Problem statement: Make an exact copy of all the entries, but do not reproduce the pictures.

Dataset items
......

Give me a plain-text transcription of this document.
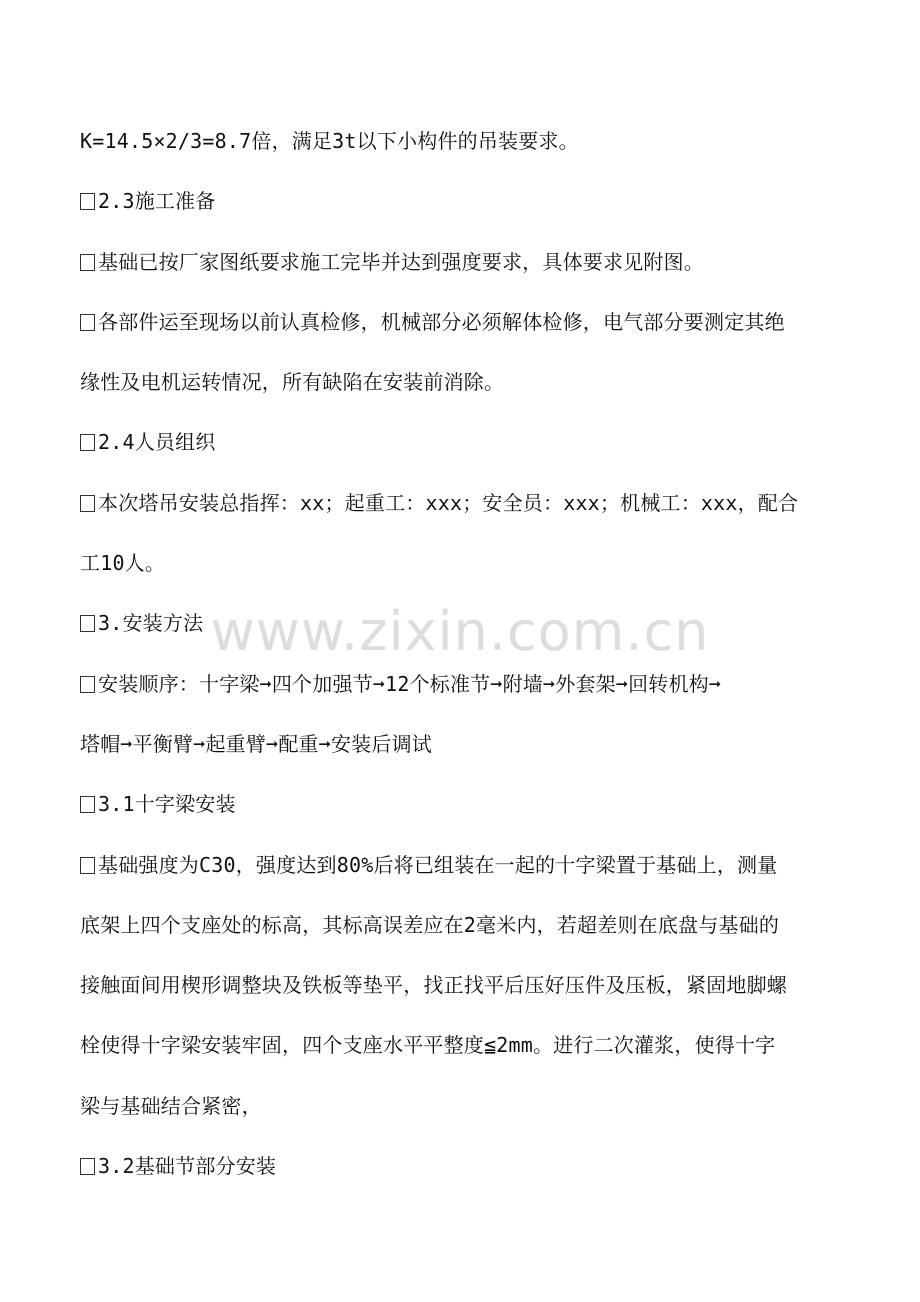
K=14.5×2/3=8.7倍，满足3t以下小构件的吊装要求。
2.3施工准备
基础已按厂家图纸要求施工完毕并达到强度要求，具体要求见附图。
各部件运至现场以前认真检修，机械部分必须解体检修，电气部分要测定其绝
缘性及电机运转情况，所有缺陷在安装前消除。
2.4人员组织
本次塔吊安装总指挥：xx；起重工：xxx；安全员：xxx；机械工：xxx，配合
工10人。
3.安装方法
安装顺序：十字梁➞四个加强节➞12个标准节➞附墙➞外套架➞回转机构➞
塔帽➞平衡臂➞起重臂➞配重➞安装后调试
3.1十字梁安装
基础强度为C30，强度达到80%后将已组装在一起的十字梁置于基础上，测量
底架上四个支座处的标高，其标高误差应在2毫米内，若超差则在底盘与基础的
接触面间用楔形调整块及铁板等垫平，找正找平后压好压件及压板，紧固地脚螺
栓使得十字梁安装牢固，四个支座水平平整度≦2mm。进行二次灌浆，使得十字
梁与基础结合紧密，
3.2基础节部分安装
www.zixin.com.cn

......

Worked answer:
Give me a plain-text transcription of this document.
K=14.5×2/3=8.7倍，满足3t以下小构件的吊装要求。
2.3施工准备
基础已按厂家图纸要求施工完毕并达到强度要求，具体要求见附图。
各部件运至现场以前认真检修，机械部分必须解体检修，电气部分要测定其绝
缘性及电机运转情况，所有缺陷在安装前消除。
2.4人员组织
本次塔吊安装总指挥：xx；起重工：xxx；安全员：xxx；机械工：xxx，配合
工10人。
3.安装方法
安装顺序：十字梁➞四个加强节➞12个标准节➞附墙➞外套架➞回转机构➞
塔帽➞平衡臂➞起重臂➞配重➞安装后调试
3.1十字梁安装
基础强度为C30，强度达到80%后将已组装在一起的十字梁置于基础上，测量
底架上四个支座处的标高，其标高误差应在2毫米内，若超差则在底盘与基础的
接触面间用楔形调整块及铁板等垫平，找正找平后压好压件及压板，紧固地脚螺
栓使得十字梁安装牢固，四个支座水平平整度≦2mm。进行二次灌浆，使得十字
梁与基础结合紧密，
3.2基础节部分安装
www.zixin.com.cn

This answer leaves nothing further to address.